Work to do. Answer with a single number: how many lines in the listing below include "posts"?

Data to use.
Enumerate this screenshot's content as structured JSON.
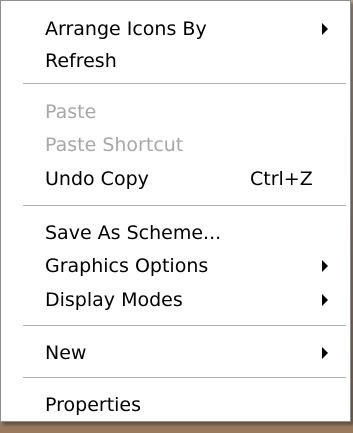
{
  "context_menu": {
    "groups": [
      [
        {
          "label": "Arrange Icons By",
          "submenu_icon": "chevron-right-icon"
        },
        {
          "label": "Refresh"
        }
      ],
      [
        {
          "label": "Paste",
          "disabled": true
        },
        {
          "label": "Paste Shortcut",
          "disabled": true
        },
        {
          "label": "Undo Copy",
          "shortcut": "Ctrl+Z"
        }
      ],
      [
        {
          "label": "Save As Scheme..."
        },
        {
          "label": "Graphics Options",
          "submenu_icon": "chevron-right-icon"
        },
        {
          "label": "Display Modes",
          "submenu_icon": "chevron-right-icon"
        }
      ],
      [
        {
          "label": "New",
          "submenu_icon": "chevron-right-icon"
        }
      ],
      [
        {
          "label": "Properties"
        }
      ]
    ],
    "colors": {
      "background": "#ffffff",
      "text": "#000000",
      "disabled_text": "#a7a7a7",
      "separator": "#b2b2b2",
      "border": "#8e8e8e"
    }
  }
}
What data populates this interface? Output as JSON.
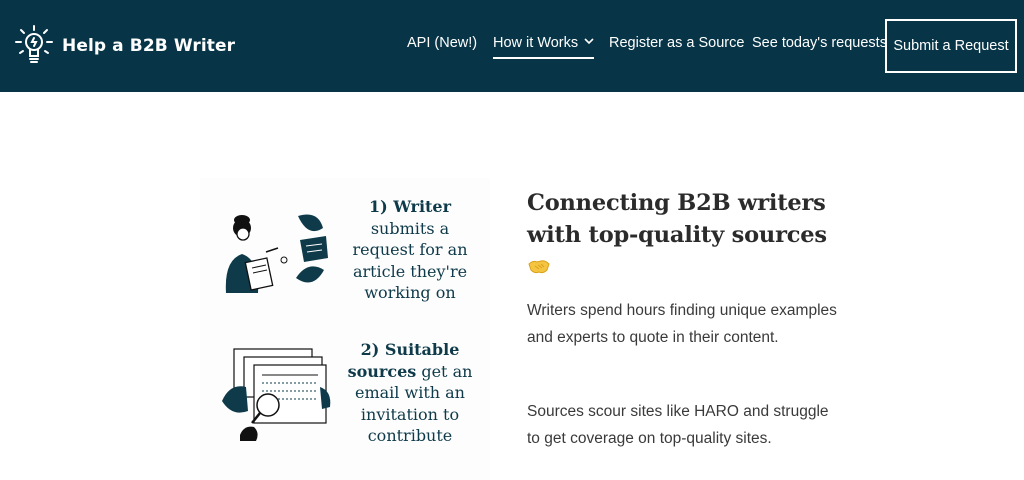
{
  "brand": {
    "name": "Help a B2B Writer"
  },
  "nav": {
    "items": [
      {
        "label": "API (New!)"
      },
      {
        "label": "How it Works"
      },
      {
        "label": "Register as a Source"
      },
      {
        "label": "See today's requests"
      }
    ],
    "cta": "Submit a Request"
  },
  "steps": [
    {
      "title": "1) Writer",
      "body": "submits a request for an article they're working on"
    },
    {
      "title": "2) Suitable sources",
      "body": "get an email with an invitation to contribute"
    }
  ],
  "hero": {
    "title": "Connecting B2B writers with top-quality sources",
    "emoji_icon": "handshake-icon",
    "paragraphs": [
      "Writers spend hours finding unique examples and experts to quote in their content.",
      "Sources scour sites like HARO and struggle to get coverage on top-quality sites."
    ]
  },
  "colors": {
    "header_bg": "#073547",
    "text_dark": "#2b2b2b",
    "accent": "#0e3a4a"
  }
}
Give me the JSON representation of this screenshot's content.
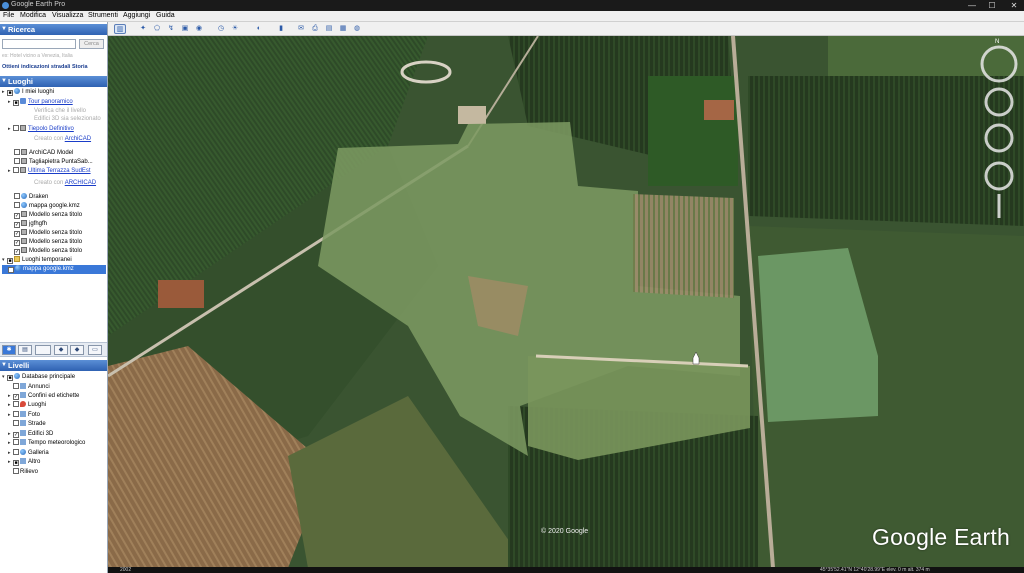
{
  "window": {
    "title": "Google Earth Pro",
    "minimize": "—",
    "maximize": "☐",
    "close": "✕"
  },
  "menu": [
    "File",
    "Modifica",
    "Visualizza",
    "Strumenti",
    "Aggiungi",
    "Guida"
  ],
  "search": {
    "header": "Ricerca",
    "input_value": "",
    "button": "Cerca",
    "hint": "es: Hotel vicino a Venezia, Italia",
    "links": "Ottieni indicazioni stradali  Storia"
  },
  "places": {
    "header": "Luoghi",
    "items": [
      {
        "label": "I miei luoghi",
        "icon": "globe-icon"
      },
      {
        "label": "Tour panoramico",
        "icon": "tour-icon",
        "link": true
      },
      {
        "label": "Verifica che il livello",
        "gray": true
      },
      {
        "label": "Edifici 3D sia selezionato",
        "gray": true
      },
      {
        "label": "Tiepolo Definitivo",
        "icon": "model-icon",
        "link": true
      },
      {
        "label": "Creato con",
        "gray": true,
        "suffix": "ArchiCAD"
      },
      {
        "label": "ArchiCAD Model",
        "icon": "model-icon"
      },
      {
        "label": "Tagliapietra PuntaSab...",
        "icon": "model-icon"
      },
      {
        "label": "Ultima Terrazza SudEst",
        "icon": "model-icon",
        "link": true
      },
      {
        "label": "Creato con",
        "gray": true,
        "suffix": "ARCHICAD"
      },
      {
        "label": "Draken",
        "icon": "globe-icon"
      },
      {
        "label": "mappa google.kmz",
        "icon": "globe-icon"
      },
      {
        "label": "Modello senza titolo",
        "icon": "model-icon"
      },
      {
        "label": "jgfhgfh",
        "icon": "model-icon"
      },
      {
        "label": "Modello senza titolo",
        "icon": "model-icon"
      },
      {
        "label": "Modello senza titolo",
        "icon": "model-icon"
      },
      {
        "label": "Modello senza titolo",
        "icon": "model-icon"
      },
      {
        "label": "Luoghi temporanei",
        "icon": "folder-icon"
      },
      {
        "label": "mappa google.kmz",
        "icon": "globe-icon",
        "selected": true
      }
    ]
  },
  "layers": {
    "header": "Livelli",
    "items": [
      {
        "label": "Database principale",
        "icon": "globe-icon"
      },
      {
        "label": "Annunci",
        "icon": "layer-icon"
      },
      {
        "label": "Confini ed etichette",
        "icon": "layer-icon"
      },
      {
        "label": "Luoghi",
        "icon": "pin-icon"
      },
      {
        "label": "Foto",
        "icon": "layer-icon"
      },
      {
        "label": "Strade",
        "icon": "layer-icon"
      },
      {
        "label": "Edifici 3D",
        "icon": "layer-icon"
      },
      {
        "label": "Tempo meteorologico",
        "icon": "layer-icon"
      },
      {
        "label": "Galleria",
        "icon": "layer-icon"
      },
      {
        "label": "Altro",
        "icon": "layer-icon"
      },
      {
        "label": "Rilievo",
        "icon": "layer-icon"
      }
    ]
  },
  "map": {
    "copyright": "© 2020 Google",
    "logo": "Google Earth",
    "compass_north": "N"
  },
  "status": {
    "year": "2002",
    "coords": "45°35'52.41\"N   12°40'28.99\"E   elev.   0 m   alt.   374 m"
  }
}
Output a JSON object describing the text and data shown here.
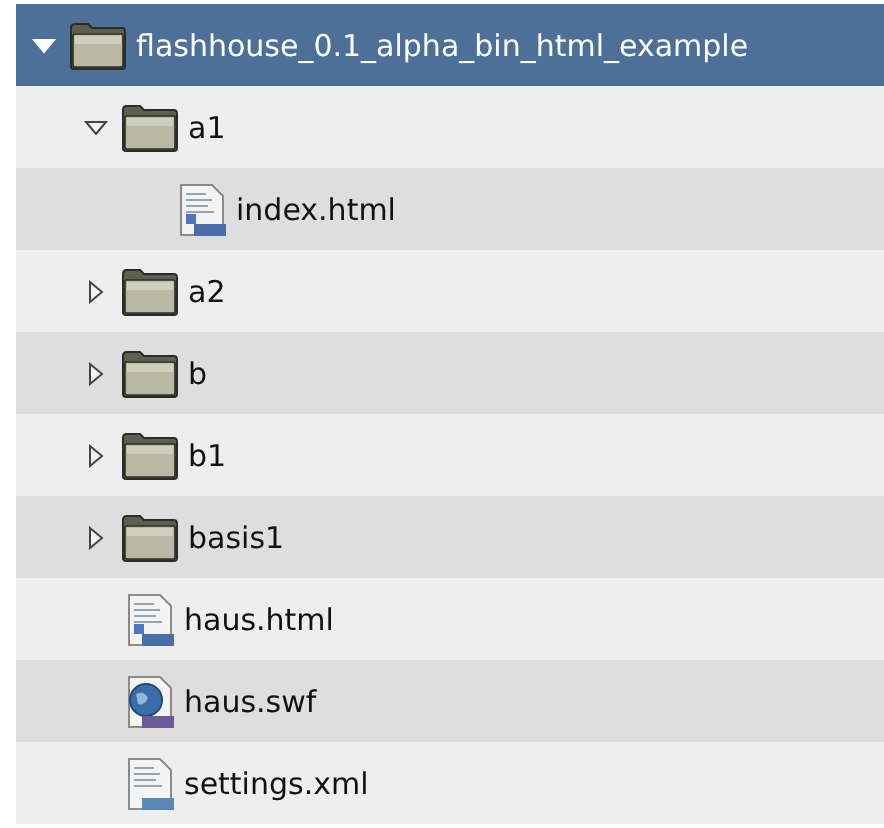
{
  "tree": [
    {
      "name": "flashhouse_0.1_alpha_bin_html_example",
      "kind": "folder",
      "expanded": true,
      "selected": true,
      "children": [
        {
          "name": "a1",
          "kind": "folder",
          "expanded": true,
          "selected": false,
          "children": [
            {
              "name": "index.html",
              "kind": "html",
              "selected": false
            }
          ]
        },
        {
          "name": "a2",
          "kind": "folder",
          "expanded": false,
          "selected": false
        },
        {
          "name": "b",
          "kind": "folder",
          "expanded": false,
          "selected": false
        },
        {
          "name": "b1",
          "kind": "folder",
          "expanded": false,
          "selected": false
        },
        {
          "name": "basis1",
          "kind": "folder",
          "expanded": false,
          "selected": false
        },
        {
          "name": "haus.html",
          "kind": "html",
          "selected": false
        },
        {
          "name": "haus.swf",
          "kind": "swf",
          "selected": false
        },
        {
          "name": "settings.xml",
          "kind": "xml",
          "selected": false
        }
      ]
    }
  ]
}
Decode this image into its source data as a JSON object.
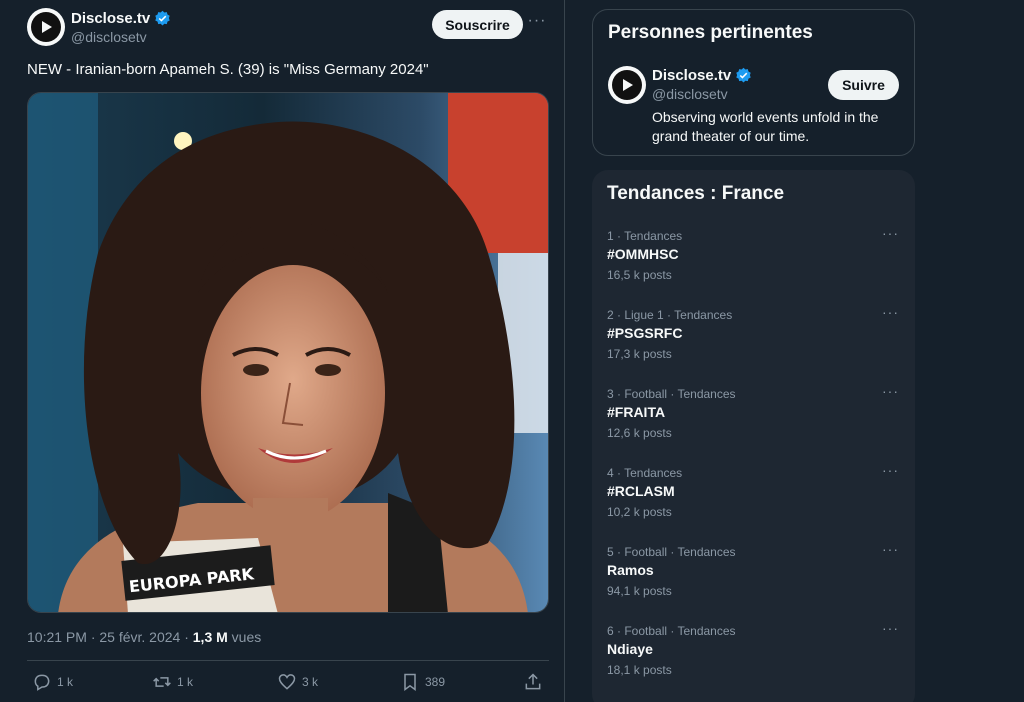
{
  "tweet": {
    "author_name": "Disclose.tv",
    "author_handle": "@disclosetv",
    "subscribe_label": "Souscrire",
    "more_glyph": "···",
    "text": "NEW - Iranian-born Apameh S. (39) is \"Miss Germany 2024\"",
    "image_sash_text": "EUROPA PARK",
    "timestamp": "10:21 PM · 25 févr. 2024 · ",
    "views_count": "1,3 M",
    "views_label": " vues",
    "replies": "1 k",
    "retweets": "1 k",
    "likes": "3 k",
    "bookmarks": "389"
  },
  "people": {
    "title": "Personnes pertinentes",
    "name": "Disclose.tv",
    "handle": "@disclosetv",
    "follow_label": "Suivre",
    "bio": "Observing world events unfold in the grand theater of our time."
  },
  "trends": {
    "title": "Tendances : France",
    "items": [
      {
        "context": "1 · Tendances",
        "name": "#OMMHSC",
        "count": "16,5 k posts"
      },
      {
        "context": "2 · Ligue 1 · Tendances",
        "name": "#PSGSRFC",
        "count": "17,3 k posts"
      },
      {
        "context": "3 · Football · Tendances",
        "name": "#FRAITA",
        "count": "12,6 k posts"
      },
      {
        "context": "4 · Tendances",
        "name": "#RCLASM",
        "count": "10,2 k posts"
      },
      {
        "context": "5 · Football · Tendances",
        "name": "Ramos",
        "count": "94,1 k posts"
      },
      {
        "context": "6 · Football · Tendances",
        "name": "Ndiaye",
        "count": "18,1 k posts"
      }
    ]
  },
  "colors": {
    "background": "#15202b",
    "border": "#38444d",
    "muted_text": "#8b98a5",
    "verified_blue": "#1d9bf0"
  }
}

Problem solution. 6